▸ Short task
Transcribe the whole listing below without changing a word, but leave out every image.

▸ Listed records
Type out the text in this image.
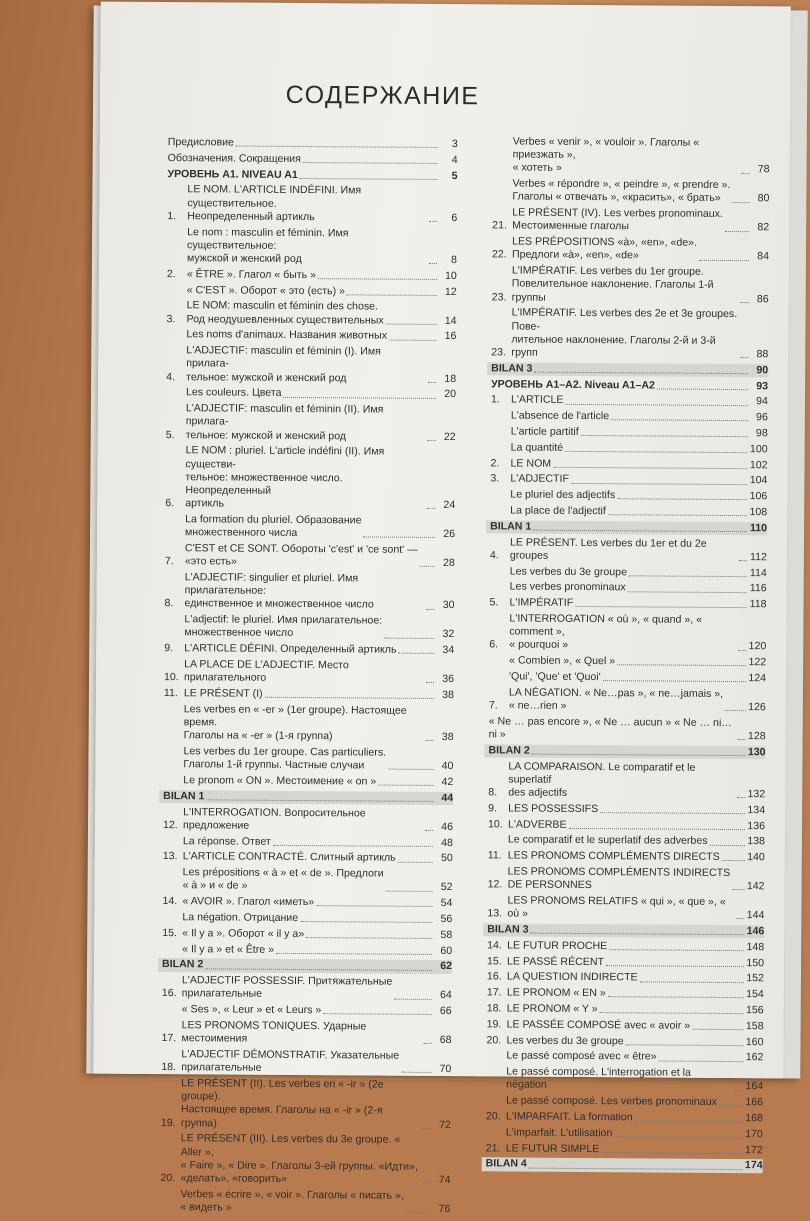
СОДЕРЖАНИЕ
Предисловие	3
Обозначения. Сокращения	4
УРОВЕНЬ А1. NIVEAU A1	5
1.
LE NOM. L'ARTICLE INDÉFINI. Имя существительное.
Неопределенный артикль	6
Le nom : masculin et féminin. Имя существительное:
мужской и женский род	8
2.	« ÊTRE ». Глагол « быть »	10
« C'EST ». Оборот « это (есть) »	12
3.
LE NOM: masculin et féminin des chose.
Род неодушевленных существительных	14
Les noms d'animaux. Названия животных	16
4.
L'ADJECTIF: masculin et féminin (I). Имя прилага-
тельное: мужской и женский род	18
Les couleurs. Цвета	20
5.
L'ADJECTIF: masculin et féminin (II). Имя прилага-
тельное: мужской и женский род	22
6.
LE NOM : pluriel. L'article indéfini (II). Имя существи-
тельное: множественное число. Неопределенный
артикль	24
La formation du pluriel. Образование
множественного числа	26
7.
C'EST et CE SONT. Обороты 'c'est' и 'ce sont' —
«это есть»	28
8.
L'ADJECTIF: singulier et pluriel. Имя прилагательное:
единственное и множественное число	30
L'adjectif: le pluriel. Имя прилагательное:
множественное число	32
9.	L'ARTICLE DÉFINI. Определенный артикль	34
10.
LA PLACE DE L'ADJECTIF. Место прилагательного	36
11. LE PRÉSENT (I)	38
Les verbes en « -er » (1er groupe). Настоящее время.
Глаголы на « -er » (1-я группа)	38
Les verbes du 1er groupe. Cas particuliers.
Глаголы 1-й группы. Частные случаи	40
Le pronom « ON ». Местоимение « on »	42
BILAN 1	44
12.
L'INTERROGATION. Вопросительное предложение	46
La réponse. Ответ	48
13. L'ARTICLE CONTRACTÉ. Слитный артикль	50
Les prépositions « à » et « de ». Предлоги
« à » и « de »	52
14. « AVOIR ». Глагол «иметь»	54
La négation. Отрицание	56
15. « Il y a ». Оборот « il y a»	58
« Il y a » et « Être »	60
BILAN 2	62
16.
L'ADJECTIF POSSESSIF. Притяжательные
прилагательные	64
« Ses », « Leur » et « Leurs »	66
17.
LES PRONOMS TONIQUES. Ударные местоимения	68
18.
L'ADJECTIF DÉMONSTRATIF. Указательные
прилагательные	70
19.
LE PRÉSENT (II). Les verbes en « -ir » (2e groupe).
Настоящее время. Глаголы на « -ir » (2-я группа)	72
20.
LE PRÉSENT (III). Les verbes du 3e groupe. « Aller »,
« Faire », « Dire ». Глаголы 3-ей группы. «Идти»,
«делать», «говорить»	74
Verbes « écrire », « voir ». Глаголы « писать »,
« видеть »	76
Verbes « venir », « vouloir ». Глаголы « приезжать »,
« хотеть »	78
Verbes « répondre », « peindre », « prendre ».
Глаголы « отвечать », «красить», « брать»	80
21.
LE PRÉSENT (IV). Les verbes pronominaux.
Местоименные глаголы	82
22.
LES PRÉPOSITIONS «à», «en», «de».
Предлоги «à», «en», «de»	84
23.
L'IMPÉRATIF. Les verbes du 1er groupe.
Повелительное наклонение. Глаголы 1-й группы	86
23.
L'IMPÉRATIF. Les verbes des 2e et 3e groupes. Пове-
лительное наклонение. Глаголы 2-й и 3-й групп	88
BILAN 3	90
УРОВЕНЬ А1–А2. Niveau A1–A2	93
1.	L'ARTICLE	94
L'absence de l'article	96
L'article partitif	98
La quantité	100
2.	LE NOM	102
3.	L'ADJECTIF	104
Le pluriel des adjectifs	106
La place de l'adjectif	108
BILAN 1	110
4.
LE PRÉSENT. Les verbes du 1er et du 2e groupes	112
Les verbes du 3e groupe	114
Les verbes pronominaux	116
5.	L'IMPÉRATIF	118
6.
L'INTERROGATION « où », « quand », « comment »,
« pourquoi »	120
« Combien », « Quel »	122
'Qui', 'Que' et 'Quoi'	124
7.
LA NÉGATION. « Ne…pas », « ne…jamais »,
« ne…rien »	126
« Ne … pas encore », « Ne … aucun » « Ne … ni…ni »	128
BILAN 2	130
8.
LA COMPARAISON. Le comparatif et le superlatif
des adjectifs	132
9.	LES POSSESSIFS	134
10. L'ADVERBE	136
Le comparatif et le superlatif des adverbes	138
11. LES PRONOMS COMPLÉMENTS DIRECTS	140
12.
LES PRONOMS COMPLÉMENTS INDIRECTS
DE PERSONNES	142
13.
LES PRONOMS RELATIFS « qui », « que », « où »	144
BILAN 3	146
14. LE FUTUR PROCHE	148
15. LE PASSÉ RÉCENT	150
16. LA QUESTION INDIRECTE	152
17. LE PRONOM « EN »	154
18. LE PRONOM « Y »	156
19. LE PASSÉE COMPOSÉ avec « avoir »	158
20. Les verbes du 3e groupe	160
Le passé composé avec « être»	162
Le passé composé. L'interrogation et la négation	164
Le passé composé. Les verbes pronominaux	166
20. L'IMPARFAIT. La formation	168
L'imparfait. L'utilisation	170
21. LE FUTUR SIMPLE	172
BILAN 4	174
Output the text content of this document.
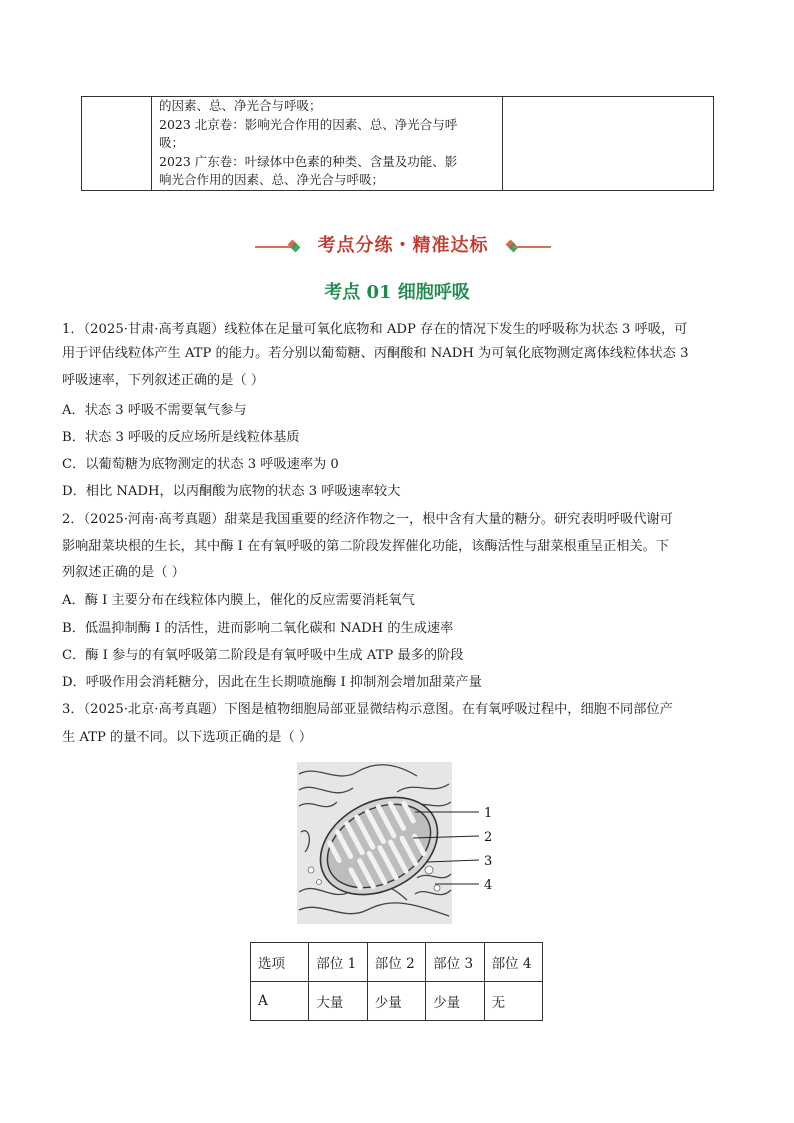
的因素、总、净光合与呼吸；
2023 北京卷：影响光合作用的因素、总、净光合与呼
吸；
2023 广东卷：叶绿体中色素的种类、含量及功能、影
响光合作用的因素、总、净光合与呼吸；

考点分练・精准达标
考点 01 细胞呼吸
1．（2025·甘肃·高考真题）线粒体在足量可氧化底物和 ADP 存在的情况下发生的呼吸称为状态 3 呼吸，可
用于评估线粒体产生 ATP 的能力。若分别以葡萄糖、丙酮酸和 NADH 为可氧化底物测定离体线粒体状态 3
呼吸速率，下列叙述正确的是（ ）
A．状态 3 呼吸不需要氧气参与
B．状态 3 呼吸的反应场所是线粒体基质
C．以葡萄糖为底物测定的状态 3 呼吸速率为 0
D．相比 NADH，以丙酮酸为底物的状态 3 呼吸速率较大
2．（2025·河南·高考真题）甜菜是我国重要的经济作物之一，根中含有大量的糖分。研究表明呼吸代谢可
影响甜菜块根的生长，其中酶 I 在有氧呼吸的第二阶段发挥催化功能，该酶活性与甜菜根重呈正相关。下
列叙述正确的是（ ）
A．酶 I 主要分布在线粒体内膜上，催化的反应需要消耗氧气
B．低温抑制酶 I 的活性，进而影响二氧化碳和 NADH 的生成速率
C．酶 I 参与的有氧呼吸第二阶段是有氧呼吸中生成 ATP 最多的阶段
D．呼吸作用会消耗糖分，因此在生长期喷施酶 I 抑制剂会增加甜菜产量
3．（2025·北京·高考真题）下图是植物细胞局部亚显微结构示意图。在有氧呼吸过程中，细胞不同部位产
生 ATP 的量不同。以下选项正确的是（ ）
1
2
3
4
选项	部位 1	部位 2	部位 3	部位 4
A	大量	少量	少量	无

▸ The output
Type out the text in this image.
СОДЕРЖАНИЕ
Предисловие	3
Обозначения. Сокращения	4
УРОВЕНЬ А1. NIVEAU A1	5
1.
LE NOM. L'ARTICLE INDÉFINI. Имя существительное.
Неопределенный артикль	6
Le nom : masculin et féminin. Имя существительное:
мужской и женский род	8
2.	« ÊTRE ». Глагол « быть »	10
« C'EST ». Оборот « это (есть) »	12
3.
LE NOM: masculin et féminin des chose.
Род неодушевленных существительных	14
Les noms d'animaux. Названия животных	16
4.
L'ADJECTIF: masculin et féminin (I). Имя прилага-
тельное: мужской и женский род	18
Les couleurs. Цвета	20
5.
L'ADJECTIF: masculin et féminin (II). Имя прилага-
тельное: мужской и женский род	22
6.
LE NOM : pluriel. L'article indéfini (II). Имя существи-
тельное: множественное число. Неопределенный
артикль	24
La formation du pluriel. Образование
множественного числа	26
7.
C'EST et CE SONT. Обороты 'c'est' и 'ce sont' —
«это есть»	28
8.
L'ADJECTIF: singulier et pluriel. Имя прилагательное:
единственное и множественное число	30
L'adjectif: le pluriel. Имя прилагательное:
множественное число	32
9.	L'ARTICLE DÉFINI. Определенный артикль	34
10.
LA PLACE DE L'ADJECTIF. Место прилагательного	36
11. LE PRÉSENT (I)	38
Les verbes en « -er » (1er groupe). Настоящее время.
Глаголы на « -er » (1-я группа)	38
Les verbes du 1er groupe. Cas particuliers.
Глаголы 1-й группы. Частные случаи	40
Le pronom « ON ». Местоимение « on »	42
BILAN 1	44
12.
L'INTERROGATION. Вопросительное предложение	46
La réponse. Ответ	48
13. L'ARTICLE CONTRACTÉ. Слитный артикль	50
Les prépositions « à » et « de ». Предлоги
« à » и « de »	52
14. « AVOIR ». Глагол «иметь»	54
La négation. Отрицание	56
15. « Il y a ». Оборот « il y a»	58
« Il y a » et « Être »	60
BILAN 2	62
16.
L'ADJECTIF POSSESSIF. Притяжательные
прилагательные	64
« Ses », « Leur » et « Leurs »	66
17.
LES PRONOMS TONIQUES. Ударные местоимения	68
18.
L'ADJECTIF DÉMONSTRATIF. Указательные
прилагательные	70
19.
LE PRÉSENT (II). Les verbes en « -ir » (2e groupe).
Настоящее время. Глаголы на « -ir » (2-я группа)	72
20.
LE PRÉSENT (III). Les verbes du 3e groupe. « Aller »,
« Faire », « Dire ». Глаголы 3-ей группы. «Идти»,
«делать», «говорить»	74
Verbes « écrire », « voir ». Глаголы « писать »,
« видеть »	76
Verbes « venir », « vouloir ». Глаголы « приезжать »,
« хотеть »	78
Verbes « répondre », « peindre », « prendre ».
Глаголы « отвечать », «красить», « брать»	80
21.
LE PRÉSENT (IV). Les verbes pronominaux.
Местоименные глаголы	82
22.
LES PRÉPOSITIONS «à», «en», «de».
Предлоги «à», «en», «de»	84
23.
L'IMPÉRATIF. Les verbes du 1er groupe.
Повелительное наклонение. Глаголы 1-й группы	86
23.
L'IMPÉRATIF. Les verbes des 2e et 3e groupes. Пове-
лительное наклонение. Глаголы 2-й и 3-й групп	88
BILAN 3	90
УРОВЕНЬ А1–А2. Niveau A1–A2	93
1.	L'ARTICLE	94
L'absence de l'article	96
L'article partitif	98
La quantité	100
2.	LE NOM	102
3.	L'ADJECTIF	104
Le pluriel des adjectifs	106
La place de l'adjectif	108
BILAN 1	110
4.
LE PRÉSENT. Les verbes du 1er et du 2e groupes	112
Les verbes du 3e groupe	114
Les verbes pronominaux	116
5.	L'IMPÉRATIF	118
6.
L'INTERROGATION « où », « quand », « comment »,
« pourquoi »	120
« Combien », « Quel »	122
'Qui', 'Que' et 'Quoi'	124
7.
LA NÉGATION. « Ne…pas », « ne…jamais »,
« ne…rien »	126
« Ne … pas encore », « Ne … aucun » « Ne … ni…ni »	128
BILAN 2	130
8.
LA COMPARAISON. Le comparatif et le superlatif
des adjectifs	132
9.	LES POSSESSIFS	134
10. L'ADVERBE	136
Le comparatif et le superlatif des adverbes	138
11. LES PRONOMS COMPLÉMENTS DIRECTS	140
12.
LES PRONOMS COMPLÉMENTS INDIRECTS
DE PERSONNES	142
13.
LES PRONOMS RELATIFS « qui », « que », « où »	144
BILAN 3	146
14. LE FUTUR PROCHE	148
15. LE PASSÉ RÉCENT	150
16. LA QUESTION INDIRECTE	152
17. LE PRONOM « EN »	154
18. LE PRONOM « Y »	156
19. LE PASSÉE COMPOSÉ avec « avoir »	158
20. Les verbes du 3e groupe	160
Le passé composé avec « être»	162
Le passé composé. L'interrogation et la négation	164
Le passé composé. Les verbes pronominaux	166
20. L'IMPARFAIT. La formation	168
L'imparfait. L'utilisation	170
21. LE FUTUR SIMPLE	172
BILAN 4	174
Output the text content of this document.
的因素、总、净光合与呼吸；
2023 北京卷：影响光合作用的因素、总、净光合与呼
吸；
2023 广东卷：叶绿体中色素的种类、含量及功能、影
响光合作用的因素、总、净光合与呼吸；

考点分练・精准达标
考点 01 细胞呼吸
1．（2025·甘肃·高考真题）线粒体在足量可氧化底物和 ADP 存在的情况下发生的呼吸称为状态 3 呼吸，可
用于评估线粒体产生 ATP 的能力。若分别以葡萄糖、丙酮酸和 NADH 为可氧化底物测定离体线粒体状态 3
呼吸速率，下列叙述正确的是（ ）
A．状态 3 呼吸不需要氧气参与
B．状态 3 呼吸的反应场所是线粒体基质
C．以葡萄糖为底物测定的状态 3 呼吸速率为 0
D．相比 NADH，以丙酮酸为底物的状态 3 呼吸速率较大
2．（2025·河南·高考真题）甜菜是我国重要的经济作物之一，根中含有大量的糖分。研究表明呼吸代谢可
影响甜菜块根的生长，其中酶 I 在有氧呼吸的第二阶段发挥催化功能，该酶活性与甜菜根重呈正相关。下
列叙述正确的是（ ）
A．酶 I 主要分布在线粒体内膜上，催化的反应需要消耗氧气
B．低温抑制酶 I 的活性，进而影响二氧化碳和 NADH 的生成速率
C．酶 I 参与的有氧呼吸第二阶段是有氧呼吸中生成 ATP 最多的阶段
D．呼吸作用会消耗糖分，因此在生长期喷施酶 I 抑制剂会增加甜菜产量
3．（2025·北京·高考真题）下图是植物细胞局部亚显微结构示意图。在有氧呼吸过程中，细胞不同部位产
生 ATP 的量不同。以下选项正确的是（ ）
1
2
3
4
选项	部位 1	部位 2	部位 3	部位 4
A	大量	少量	少量	无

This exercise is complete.